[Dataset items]
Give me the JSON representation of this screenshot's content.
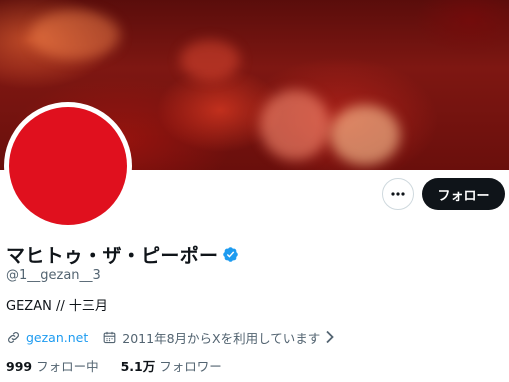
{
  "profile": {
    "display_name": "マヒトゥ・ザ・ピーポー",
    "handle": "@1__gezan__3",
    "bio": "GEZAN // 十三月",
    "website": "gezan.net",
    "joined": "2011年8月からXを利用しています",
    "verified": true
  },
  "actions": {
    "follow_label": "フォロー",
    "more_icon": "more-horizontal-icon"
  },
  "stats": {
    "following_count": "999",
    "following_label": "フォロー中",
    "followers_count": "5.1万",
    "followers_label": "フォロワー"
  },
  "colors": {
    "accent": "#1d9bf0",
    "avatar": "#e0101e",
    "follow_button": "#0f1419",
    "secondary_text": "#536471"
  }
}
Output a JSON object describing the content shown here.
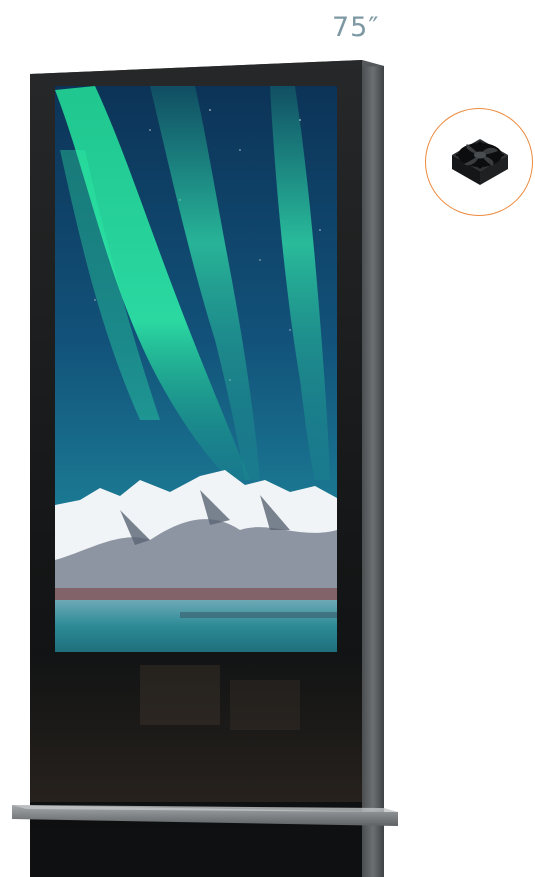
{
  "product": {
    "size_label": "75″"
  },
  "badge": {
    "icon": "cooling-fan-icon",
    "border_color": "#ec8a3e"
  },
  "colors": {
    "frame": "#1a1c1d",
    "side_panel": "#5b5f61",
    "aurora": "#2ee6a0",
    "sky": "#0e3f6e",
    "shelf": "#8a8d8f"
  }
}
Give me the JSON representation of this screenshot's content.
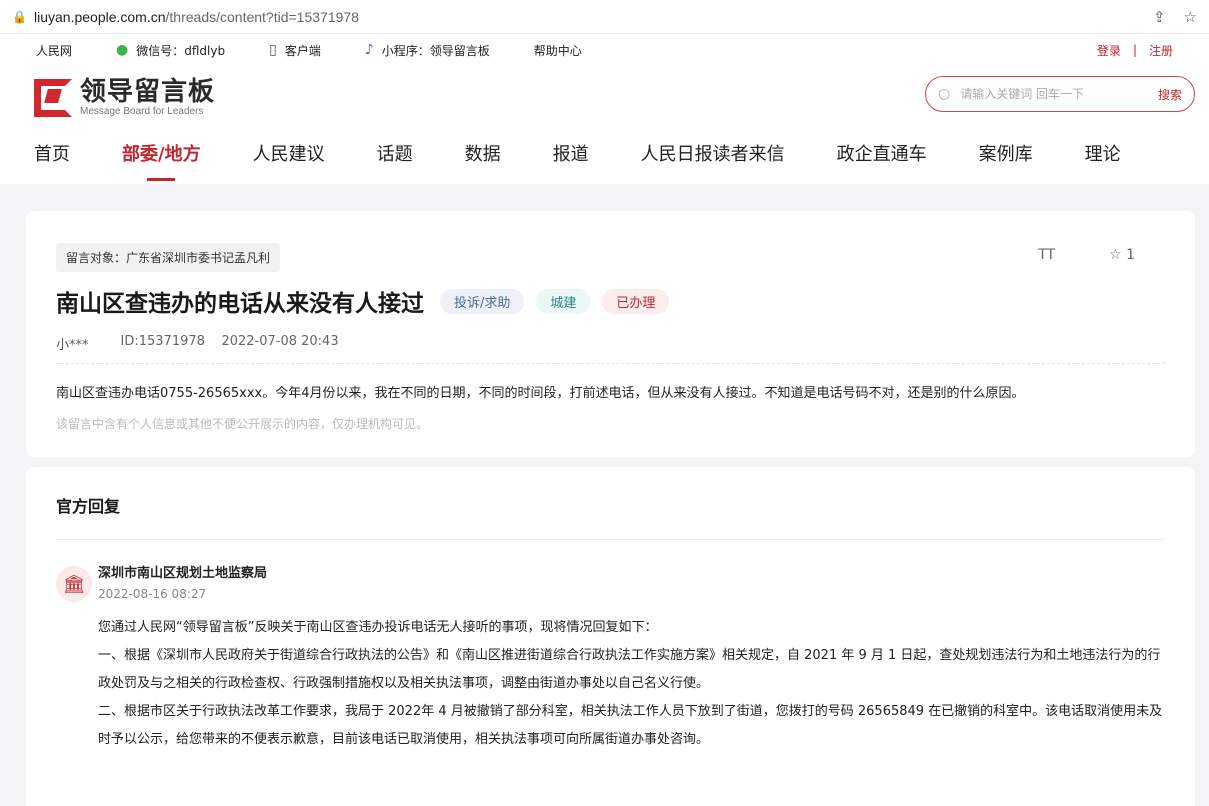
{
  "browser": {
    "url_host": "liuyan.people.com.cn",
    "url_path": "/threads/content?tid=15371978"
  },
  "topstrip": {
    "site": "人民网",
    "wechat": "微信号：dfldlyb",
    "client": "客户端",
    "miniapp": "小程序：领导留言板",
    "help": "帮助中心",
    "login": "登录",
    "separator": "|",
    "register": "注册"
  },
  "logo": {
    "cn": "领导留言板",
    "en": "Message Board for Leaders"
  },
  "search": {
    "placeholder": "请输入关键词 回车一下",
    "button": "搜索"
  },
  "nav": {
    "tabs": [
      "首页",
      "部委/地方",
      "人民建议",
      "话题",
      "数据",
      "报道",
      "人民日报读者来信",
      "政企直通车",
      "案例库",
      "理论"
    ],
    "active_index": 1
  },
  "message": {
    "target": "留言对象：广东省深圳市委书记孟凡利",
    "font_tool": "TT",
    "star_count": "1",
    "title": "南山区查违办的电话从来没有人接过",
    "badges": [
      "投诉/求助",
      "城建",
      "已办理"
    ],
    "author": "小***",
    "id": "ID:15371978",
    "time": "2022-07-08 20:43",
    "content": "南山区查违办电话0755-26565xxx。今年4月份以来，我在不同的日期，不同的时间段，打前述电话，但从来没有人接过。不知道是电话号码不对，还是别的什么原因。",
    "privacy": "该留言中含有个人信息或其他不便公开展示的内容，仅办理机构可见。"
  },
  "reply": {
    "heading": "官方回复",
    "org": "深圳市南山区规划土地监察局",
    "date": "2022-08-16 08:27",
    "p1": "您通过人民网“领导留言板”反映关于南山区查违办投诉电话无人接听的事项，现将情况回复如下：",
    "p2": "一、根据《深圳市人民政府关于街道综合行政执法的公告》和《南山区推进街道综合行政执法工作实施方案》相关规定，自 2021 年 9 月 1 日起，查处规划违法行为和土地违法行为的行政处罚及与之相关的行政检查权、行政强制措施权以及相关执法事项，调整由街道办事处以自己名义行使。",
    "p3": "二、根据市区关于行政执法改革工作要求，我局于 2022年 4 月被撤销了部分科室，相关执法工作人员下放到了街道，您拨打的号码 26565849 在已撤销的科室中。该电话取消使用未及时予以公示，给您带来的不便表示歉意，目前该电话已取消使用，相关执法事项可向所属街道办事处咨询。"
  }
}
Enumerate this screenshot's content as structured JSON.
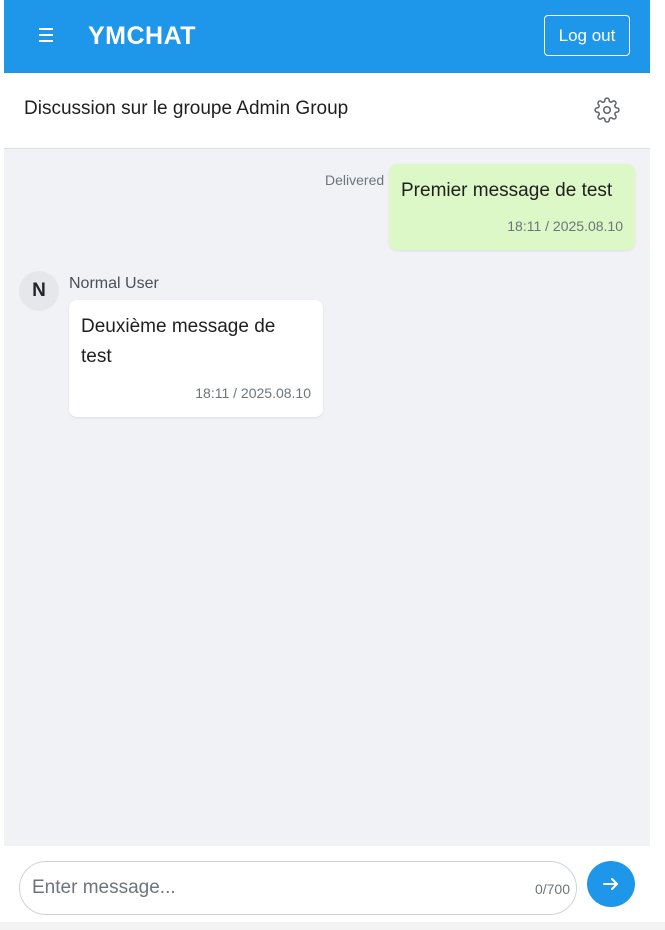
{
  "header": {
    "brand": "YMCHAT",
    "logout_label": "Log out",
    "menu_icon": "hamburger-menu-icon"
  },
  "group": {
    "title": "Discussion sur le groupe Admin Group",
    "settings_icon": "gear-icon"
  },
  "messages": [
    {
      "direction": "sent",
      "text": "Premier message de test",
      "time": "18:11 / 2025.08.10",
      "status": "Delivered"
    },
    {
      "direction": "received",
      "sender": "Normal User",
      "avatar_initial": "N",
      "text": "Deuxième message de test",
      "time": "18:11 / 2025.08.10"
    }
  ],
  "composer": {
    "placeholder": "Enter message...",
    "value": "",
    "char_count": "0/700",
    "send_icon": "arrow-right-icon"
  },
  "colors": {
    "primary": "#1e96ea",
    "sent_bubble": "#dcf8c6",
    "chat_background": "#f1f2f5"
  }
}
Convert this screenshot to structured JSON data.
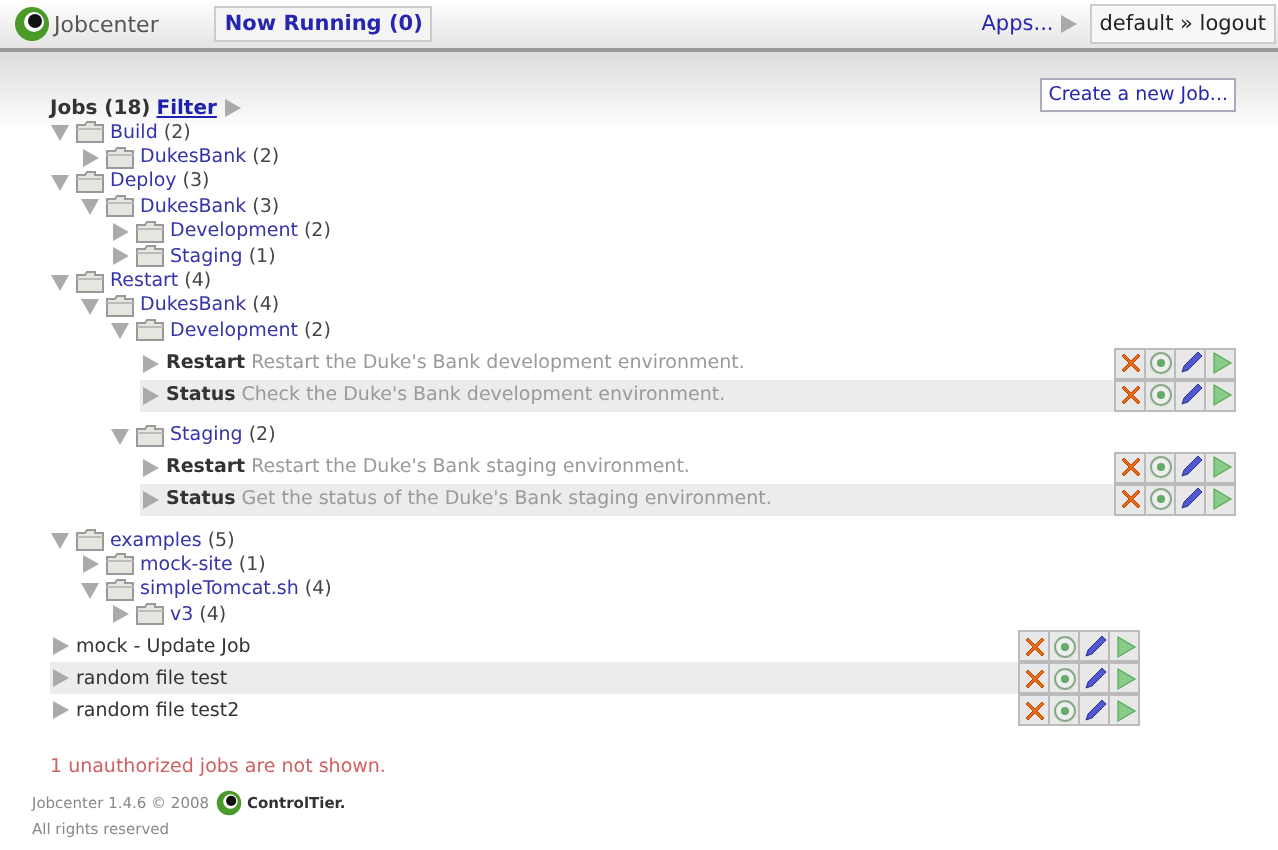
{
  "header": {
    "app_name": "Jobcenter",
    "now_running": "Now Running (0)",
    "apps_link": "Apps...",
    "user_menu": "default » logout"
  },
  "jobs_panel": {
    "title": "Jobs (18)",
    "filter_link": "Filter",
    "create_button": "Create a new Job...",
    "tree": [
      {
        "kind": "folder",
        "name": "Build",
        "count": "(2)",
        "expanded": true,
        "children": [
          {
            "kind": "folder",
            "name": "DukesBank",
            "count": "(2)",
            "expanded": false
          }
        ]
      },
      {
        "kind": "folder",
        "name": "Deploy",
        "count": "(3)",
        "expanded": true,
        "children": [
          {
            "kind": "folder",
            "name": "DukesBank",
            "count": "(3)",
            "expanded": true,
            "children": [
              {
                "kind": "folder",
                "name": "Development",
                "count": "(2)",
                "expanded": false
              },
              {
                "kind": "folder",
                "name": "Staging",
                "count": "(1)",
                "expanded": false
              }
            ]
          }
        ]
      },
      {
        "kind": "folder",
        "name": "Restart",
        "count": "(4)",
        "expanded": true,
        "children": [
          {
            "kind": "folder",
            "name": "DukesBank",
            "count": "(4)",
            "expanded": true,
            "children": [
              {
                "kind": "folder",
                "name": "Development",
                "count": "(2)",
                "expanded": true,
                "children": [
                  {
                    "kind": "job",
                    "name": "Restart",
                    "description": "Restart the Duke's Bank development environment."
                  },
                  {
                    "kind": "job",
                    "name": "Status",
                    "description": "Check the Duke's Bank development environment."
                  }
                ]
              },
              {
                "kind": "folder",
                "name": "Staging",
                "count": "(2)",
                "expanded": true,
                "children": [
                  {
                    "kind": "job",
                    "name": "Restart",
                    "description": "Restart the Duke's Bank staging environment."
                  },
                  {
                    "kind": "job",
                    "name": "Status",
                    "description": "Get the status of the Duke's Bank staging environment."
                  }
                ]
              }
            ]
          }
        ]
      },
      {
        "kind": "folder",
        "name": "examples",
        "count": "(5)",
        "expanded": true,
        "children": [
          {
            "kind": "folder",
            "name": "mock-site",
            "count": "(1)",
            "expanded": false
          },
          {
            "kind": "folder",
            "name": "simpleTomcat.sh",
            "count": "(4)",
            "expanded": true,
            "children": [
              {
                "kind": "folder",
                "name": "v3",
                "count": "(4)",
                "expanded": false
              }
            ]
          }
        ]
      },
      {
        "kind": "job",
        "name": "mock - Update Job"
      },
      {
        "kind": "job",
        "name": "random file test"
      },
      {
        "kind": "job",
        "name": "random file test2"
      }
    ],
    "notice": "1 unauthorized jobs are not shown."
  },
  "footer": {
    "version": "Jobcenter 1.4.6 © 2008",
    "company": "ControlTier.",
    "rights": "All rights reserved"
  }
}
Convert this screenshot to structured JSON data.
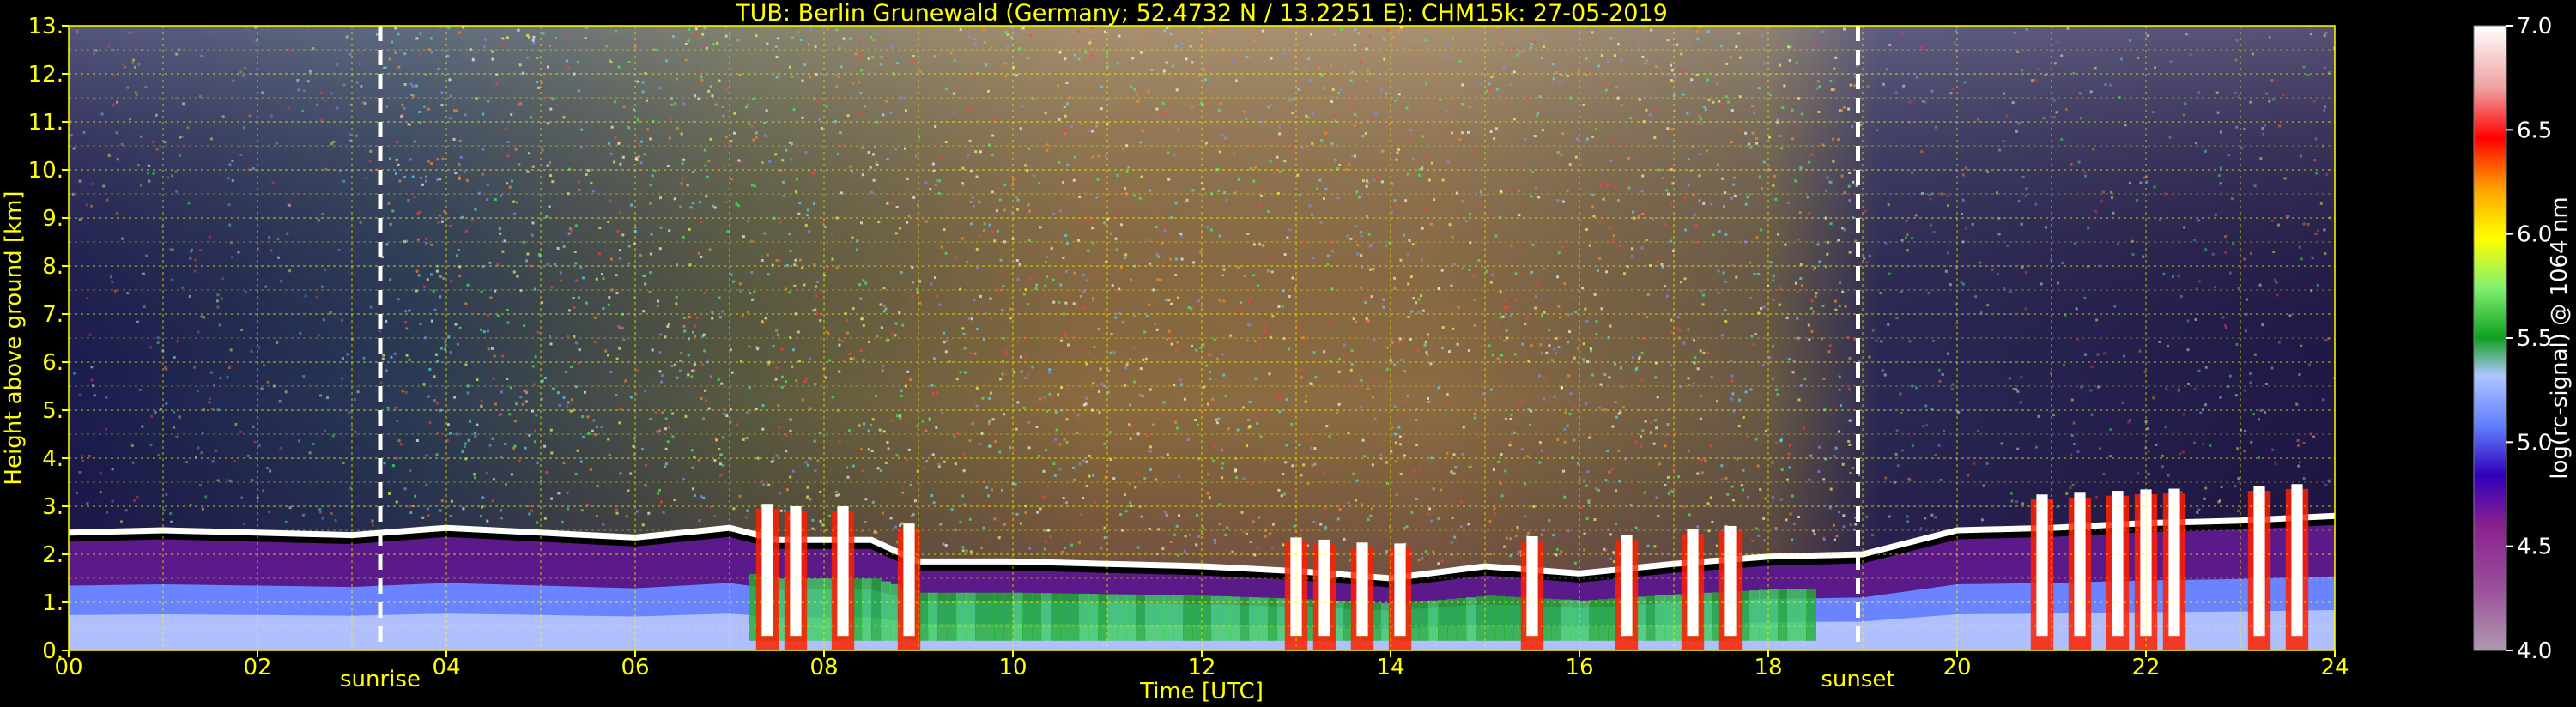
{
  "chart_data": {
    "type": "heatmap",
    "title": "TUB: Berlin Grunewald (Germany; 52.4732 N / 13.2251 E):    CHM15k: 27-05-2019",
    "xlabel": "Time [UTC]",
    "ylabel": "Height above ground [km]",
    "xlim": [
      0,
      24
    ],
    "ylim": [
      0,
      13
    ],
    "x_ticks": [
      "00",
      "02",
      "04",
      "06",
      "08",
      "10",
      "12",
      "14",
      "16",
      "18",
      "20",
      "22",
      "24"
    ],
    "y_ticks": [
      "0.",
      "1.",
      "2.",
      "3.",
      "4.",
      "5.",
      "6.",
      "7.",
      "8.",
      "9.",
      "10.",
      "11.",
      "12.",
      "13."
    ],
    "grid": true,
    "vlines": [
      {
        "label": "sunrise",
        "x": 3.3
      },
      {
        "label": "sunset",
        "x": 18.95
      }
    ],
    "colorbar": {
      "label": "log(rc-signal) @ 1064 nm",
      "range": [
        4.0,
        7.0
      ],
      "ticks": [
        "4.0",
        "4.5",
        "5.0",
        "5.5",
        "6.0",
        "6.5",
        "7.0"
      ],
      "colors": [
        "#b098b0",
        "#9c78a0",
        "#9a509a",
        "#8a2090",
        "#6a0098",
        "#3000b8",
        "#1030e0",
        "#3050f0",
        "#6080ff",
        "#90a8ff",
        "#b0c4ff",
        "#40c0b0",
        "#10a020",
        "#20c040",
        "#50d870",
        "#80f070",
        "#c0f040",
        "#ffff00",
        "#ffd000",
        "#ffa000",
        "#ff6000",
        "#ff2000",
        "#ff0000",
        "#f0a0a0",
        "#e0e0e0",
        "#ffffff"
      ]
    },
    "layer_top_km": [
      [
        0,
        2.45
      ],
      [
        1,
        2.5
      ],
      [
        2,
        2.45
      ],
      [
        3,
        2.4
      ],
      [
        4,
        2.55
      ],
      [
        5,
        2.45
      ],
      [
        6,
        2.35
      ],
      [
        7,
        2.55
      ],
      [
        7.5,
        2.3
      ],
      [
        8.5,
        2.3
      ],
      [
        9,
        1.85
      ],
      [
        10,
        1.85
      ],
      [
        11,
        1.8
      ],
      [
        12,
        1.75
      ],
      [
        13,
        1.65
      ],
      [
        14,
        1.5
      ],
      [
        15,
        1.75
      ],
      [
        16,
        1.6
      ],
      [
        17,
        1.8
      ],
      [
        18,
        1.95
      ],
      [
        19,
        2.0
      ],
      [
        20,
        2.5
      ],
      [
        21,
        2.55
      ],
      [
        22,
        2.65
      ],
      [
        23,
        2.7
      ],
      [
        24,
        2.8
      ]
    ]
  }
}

* WHAT YOU ARE ASKED TO DO
Collect the complete line wherever the string "shown" appears in the records.

* PROBLEM SOLUTION
Output a JSON object describing the content shown here.
    "notice": "1 unauthorized jobs are not shown."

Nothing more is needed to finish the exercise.